◆ Text excerpt
-*-

As a record collector, Discogs is invaluable. What started as a crowd sourced website to catalog electronic music, it now has a catalog of almost every piece of recorded music. They’ve also added robust e-commerce abilities so it makes buying and selling easy - whether it’s for something popular or a rare record only made in Greece.

It can take a little work to figure out which record you have, especially if it’s something popular like Fleetwood Mac’s Rumours, which has literally hundreds of different releases, some of which come down to figuring out the engraving on the inside of the record to figure out which pressing plant made it.

The other thing that makes Discogs great is they have a Developer API available, making it easy to interact with all of the data they have stored programmatically. All of the data is available in JSON and there is also a Python library available, making it even easier.

The amount of data about each album and each of its variants is amazing. I won’t go through all of it and you can get an overview here , but it includes almost everything you could probably think of off the top of your head.

Each album release has a “master” release, that represent a set of similar releases. If an album is released this Friday, for example, and comes out on CD, cassette and vinyl, the master release would catalog each of these individually. Each individual one is a “release”. (And here’s to hoping Discogs changes the word master sometime in the near future).

-*-

◆ Task list
**A)** In the Discogs text, what kind of music was the site first built to catalog?
**B)** Continue the text about Discogs from the point where it stops.
The lines that follow have nothing to do with the Discogs text.

◆ Data provided
-*-

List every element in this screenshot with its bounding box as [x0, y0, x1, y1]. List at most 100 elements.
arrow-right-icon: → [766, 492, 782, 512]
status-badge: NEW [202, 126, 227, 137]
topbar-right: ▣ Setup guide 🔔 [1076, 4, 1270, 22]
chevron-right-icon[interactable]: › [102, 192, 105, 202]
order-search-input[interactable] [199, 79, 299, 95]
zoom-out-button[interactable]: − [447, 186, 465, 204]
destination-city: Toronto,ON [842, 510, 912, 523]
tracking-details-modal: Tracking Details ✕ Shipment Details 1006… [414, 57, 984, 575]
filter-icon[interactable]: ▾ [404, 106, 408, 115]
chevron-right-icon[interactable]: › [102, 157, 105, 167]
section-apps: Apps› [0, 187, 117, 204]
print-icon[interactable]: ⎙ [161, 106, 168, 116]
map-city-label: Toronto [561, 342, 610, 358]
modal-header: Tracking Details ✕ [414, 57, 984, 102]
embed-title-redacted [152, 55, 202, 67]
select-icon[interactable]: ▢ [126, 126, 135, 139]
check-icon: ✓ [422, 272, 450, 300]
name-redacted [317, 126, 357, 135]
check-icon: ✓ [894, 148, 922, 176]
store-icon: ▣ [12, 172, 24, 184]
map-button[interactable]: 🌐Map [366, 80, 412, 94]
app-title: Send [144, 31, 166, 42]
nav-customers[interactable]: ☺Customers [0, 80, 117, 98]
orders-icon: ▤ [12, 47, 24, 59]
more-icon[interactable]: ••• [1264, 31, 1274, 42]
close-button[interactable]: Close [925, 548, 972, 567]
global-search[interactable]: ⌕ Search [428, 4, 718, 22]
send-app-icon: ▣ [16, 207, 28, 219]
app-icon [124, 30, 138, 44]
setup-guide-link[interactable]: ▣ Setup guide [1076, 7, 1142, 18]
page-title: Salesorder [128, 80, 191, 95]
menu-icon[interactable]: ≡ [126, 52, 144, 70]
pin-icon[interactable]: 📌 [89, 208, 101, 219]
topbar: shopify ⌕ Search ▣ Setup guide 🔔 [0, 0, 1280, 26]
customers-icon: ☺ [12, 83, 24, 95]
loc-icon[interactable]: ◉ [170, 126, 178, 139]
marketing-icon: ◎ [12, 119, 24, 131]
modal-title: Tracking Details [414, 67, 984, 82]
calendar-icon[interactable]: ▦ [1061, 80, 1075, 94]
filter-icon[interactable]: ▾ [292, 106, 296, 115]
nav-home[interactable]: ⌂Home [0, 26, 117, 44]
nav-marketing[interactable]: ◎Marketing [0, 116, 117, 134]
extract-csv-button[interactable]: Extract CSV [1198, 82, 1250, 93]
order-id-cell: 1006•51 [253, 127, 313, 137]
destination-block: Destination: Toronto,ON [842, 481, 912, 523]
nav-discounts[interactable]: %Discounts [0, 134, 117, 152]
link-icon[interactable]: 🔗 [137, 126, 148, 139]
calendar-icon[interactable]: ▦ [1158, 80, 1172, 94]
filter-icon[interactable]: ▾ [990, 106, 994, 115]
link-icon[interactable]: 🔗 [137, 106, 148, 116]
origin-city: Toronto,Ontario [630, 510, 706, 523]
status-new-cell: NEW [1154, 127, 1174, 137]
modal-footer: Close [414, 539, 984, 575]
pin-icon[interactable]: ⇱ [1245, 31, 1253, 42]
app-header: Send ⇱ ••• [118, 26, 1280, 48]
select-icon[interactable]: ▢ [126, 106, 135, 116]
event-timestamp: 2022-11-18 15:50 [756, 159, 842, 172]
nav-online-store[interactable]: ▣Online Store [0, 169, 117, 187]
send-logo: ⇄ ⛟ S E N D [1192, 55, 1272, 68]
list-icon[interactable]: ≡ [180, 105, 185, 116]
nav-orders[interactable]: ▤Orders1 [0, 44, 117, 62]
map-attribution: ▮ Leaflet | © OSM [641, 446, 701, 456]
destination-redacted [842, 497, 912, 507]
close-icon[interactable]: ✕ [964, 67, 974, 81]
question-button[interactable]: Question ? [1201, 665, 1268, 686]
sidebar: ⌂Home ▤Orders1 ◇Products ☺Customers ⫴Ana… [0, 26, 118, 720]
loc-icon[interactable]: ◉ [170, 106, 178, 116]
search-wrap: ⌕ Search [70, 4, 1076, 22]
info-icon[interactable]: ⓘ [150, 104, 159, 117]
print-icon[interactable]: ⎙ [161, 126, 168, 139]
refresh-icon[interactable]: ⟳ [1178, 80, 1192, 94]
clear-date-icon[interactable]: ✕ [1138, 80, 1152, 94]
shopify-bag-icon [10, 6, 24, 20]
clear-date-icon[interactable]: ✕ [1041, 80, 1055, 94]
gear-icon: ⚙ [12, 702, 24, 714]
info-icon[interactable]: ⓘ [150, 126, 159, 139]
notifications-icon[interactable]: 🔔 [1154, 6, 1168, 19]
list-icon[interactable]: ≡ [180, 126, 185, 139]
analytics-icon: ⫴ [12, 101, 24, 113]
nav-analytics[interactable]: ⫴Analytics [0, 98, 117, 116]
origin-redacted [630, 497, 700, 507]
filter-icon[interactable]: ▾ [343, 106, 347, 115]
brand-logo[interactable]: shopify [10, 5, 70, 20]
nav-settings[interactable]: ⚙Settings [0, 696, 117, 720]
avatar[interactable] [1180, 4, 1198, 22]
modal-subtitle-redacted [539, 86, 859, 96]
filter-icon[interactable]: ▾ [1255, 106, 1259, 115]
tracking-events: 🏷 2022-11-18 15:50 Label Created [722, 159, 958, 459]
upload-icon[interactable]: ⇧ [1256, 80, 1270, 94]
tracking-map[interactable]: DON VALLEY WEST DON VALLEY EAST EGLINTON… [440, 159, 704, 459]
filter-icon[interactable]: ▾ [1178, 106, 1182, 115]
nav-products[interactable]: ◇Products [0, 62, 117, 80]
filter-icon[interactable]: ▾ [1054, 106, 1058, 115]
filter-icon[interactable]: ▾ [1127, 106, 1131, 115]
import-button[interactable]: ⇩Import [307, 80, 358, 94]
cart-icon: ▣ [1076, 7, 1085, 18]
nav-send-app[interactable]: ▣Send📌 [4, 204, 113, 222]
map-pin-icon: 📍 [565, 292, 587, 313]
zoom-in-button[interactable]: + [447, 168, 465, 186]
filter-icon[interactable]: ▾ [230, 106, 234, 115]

-*-

◆ Results by task
**A)** Electronic music.

**B)**
Here is the master release page for Pearl Jam’s Ten, released in 1991:

Pearl Jam Ten Master Release

You can also see there are 251 different versions (or releases) of Ten on different formats. The list is currently sorted by chronological year of release and if we scroll all the way down to 2009, we can find the repress I own on vinyl. You can click through each individual release to see how it’s unique or find that particular version for sale. Clicking through we see:

Pearl Jam Vinyl Repress Release

There is one thing I am looking for to build one part of my app: What date was an album released? Neither the master release or the release of the album I own supplies anything but the year, not the full date, which is what I want to know to celebrate an album’s anniversary.

That’s by design. If you check out Discogs’ Submission Guidelines , only the year is required. If you know the actual date, great, if you know the year and month, you can also input that.

I also found a forum post from a few years ago, which I can’t find now, where the Discogs developers stated they wouldn’t change the release date field to require a full year / month / day and they didn’t want to change the database schema to support that (which I don’t blame them).

But that doesn’t help me in building a web app that shows which albums were released today in history.

In addition to my pandemic induced loss of motivation, this has blocked me from moving forward. I have a couple of potential ideas to move forward.

The first is interfacing with the MusicBrainz API in addition to Discogs. MusicBrainz is a full open and free music database licensed under Creative Commons. They even link back to Discogs to make it easy to link releases. My thought is if Discogs returns a date field that doesn’t include the month and day, to then query MusicBrainz to see if they have it. I’m a little worried about responsiveness in making two queries like that, plus dealing with two different JSON schemas and matching.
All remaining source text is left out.